● Dataset excerpt

****************

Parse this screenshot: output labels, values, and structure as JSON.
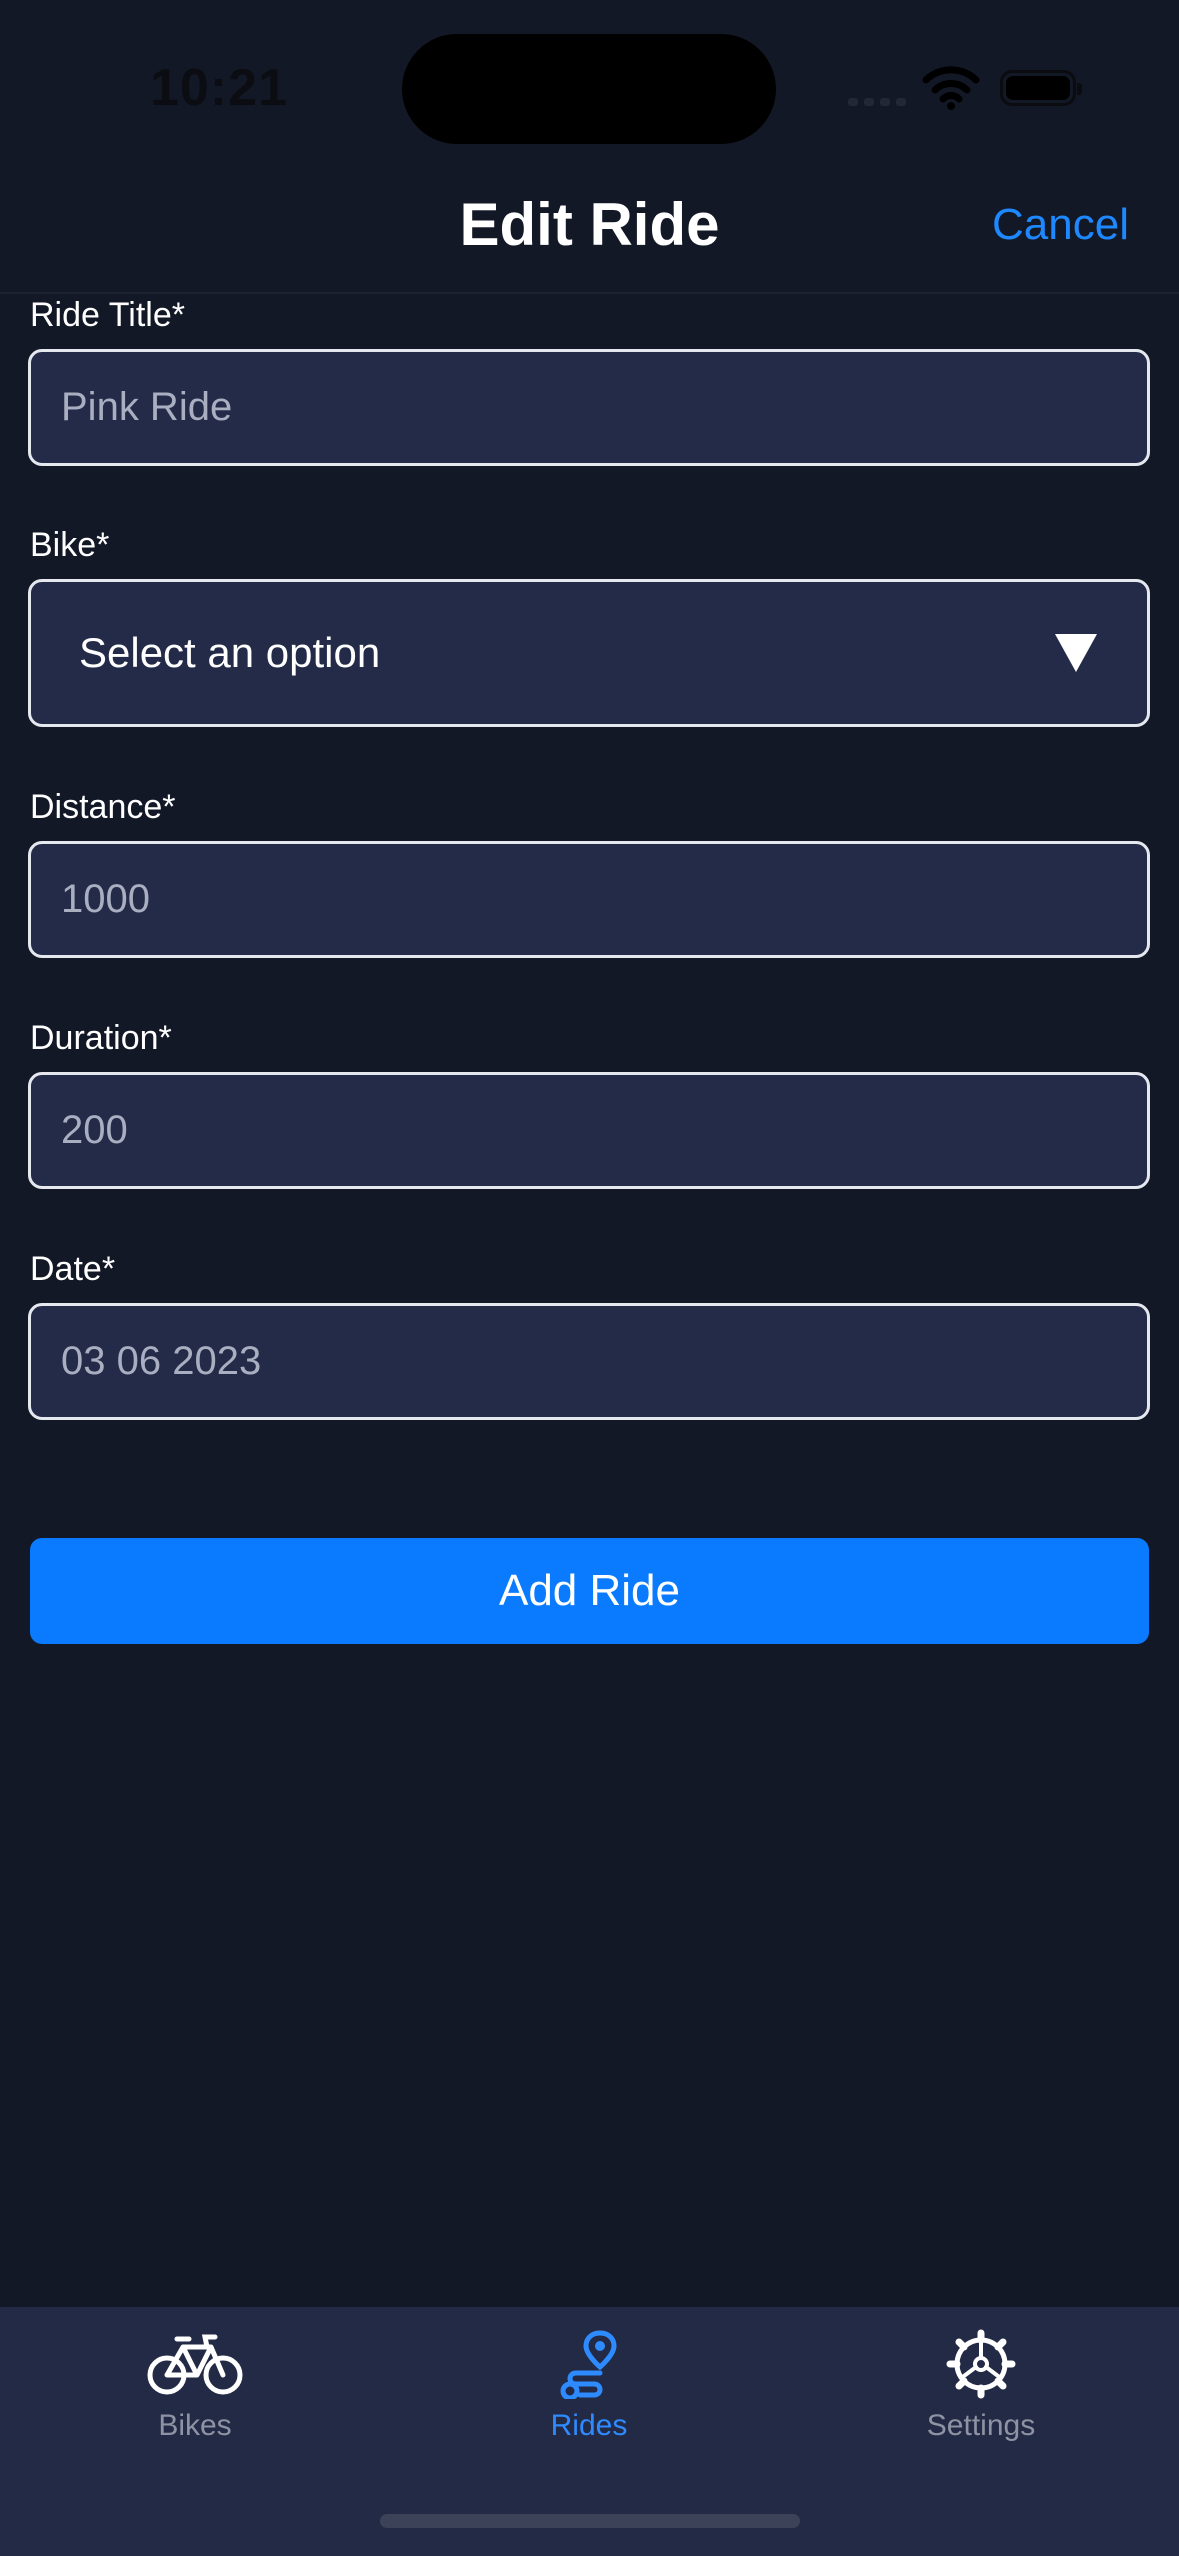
{
  "status_bar": {
    "time": "10:21"
  },
  "nav": {
    "title": "Edit Ride",
    "cancel_label": "Cancel"
  },
  "form": {
    "ride_title": {
      "label": "Ride Title*",
      "value": "Pink Ride"
    },
    "bike": {
      "label": "Bike*",
      "value": "Select an option"
    },
    "distance": {
      "label": "Distance*",
      "value": "1000"
    },
    "duration": {
      "label": "Duration*",
      "value": "200"
    },
    "date": {
      "label": "Date*",
      "value": "03 06 2023"
    },
    "submit_label": "Add Ride"
  },
  "tabs": [
    {
      "label": "Bikes",
      "icon": "bicycle-icon",
      "active": false
    },
    {
      "label": "Rides",
      "icon": "route-icon",
      "active": true
    },
    {
      "label": "Settings",
      "icon": "gear-icon",
      "active": false
    }
  ],
  "colors": {
    "background": "#131827",
    "field_background": "#232b48",
    "accent": "#0a7bff",
    "tab_bar": "#232a45",
    "inactive_tab": "#8e93a3"
  }
}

****************

● Problem to work on
Quote every entry exactly, with the pictures omitted.

● Answer for the task
Parse this screenshot: output labels, values, and structure as JSON.
{
  "status_bar": {
    "time": "10:21"
  },
  "nav": {
    "title": "Edit Ride",
    "cancel_label": "Cancel"
  },
  "form": {
    "ride_title": {
      "label": "Ride Title*",
      "value": "Pink Ride"
    },
    "bike": {
      "label": "Bike*",
      "value": "Select an option"
    },
    "distance": {
      "label": "Distance*",
      "value": "1000"
    },
    "duration": {
      "label": "Duration*",
      "value": "200"
    },
    "date": {
      "label": "Date*",
      "value": "03 06 2023"
    },
    "submit_label": "Add Ride"
  },
  "tabs": [
    {
      "label": "Bikes",
      "icon": "bicycle-icon",
      "active": false
    },
    {
      "label": "Rides",
      "icon": "route-icon",
      "active": true
    },
    {
      "label": "Settings",
      "icon": "gear-icon",
      "active": false
    }
  ],
  "colors": {
    "background": "#131827",
    "field_background": "#232b48",
    "accent": "#0a7bff",
    "tab_bar": "#232a45",
    "inactive_tab": "#8e93a3"
  }
}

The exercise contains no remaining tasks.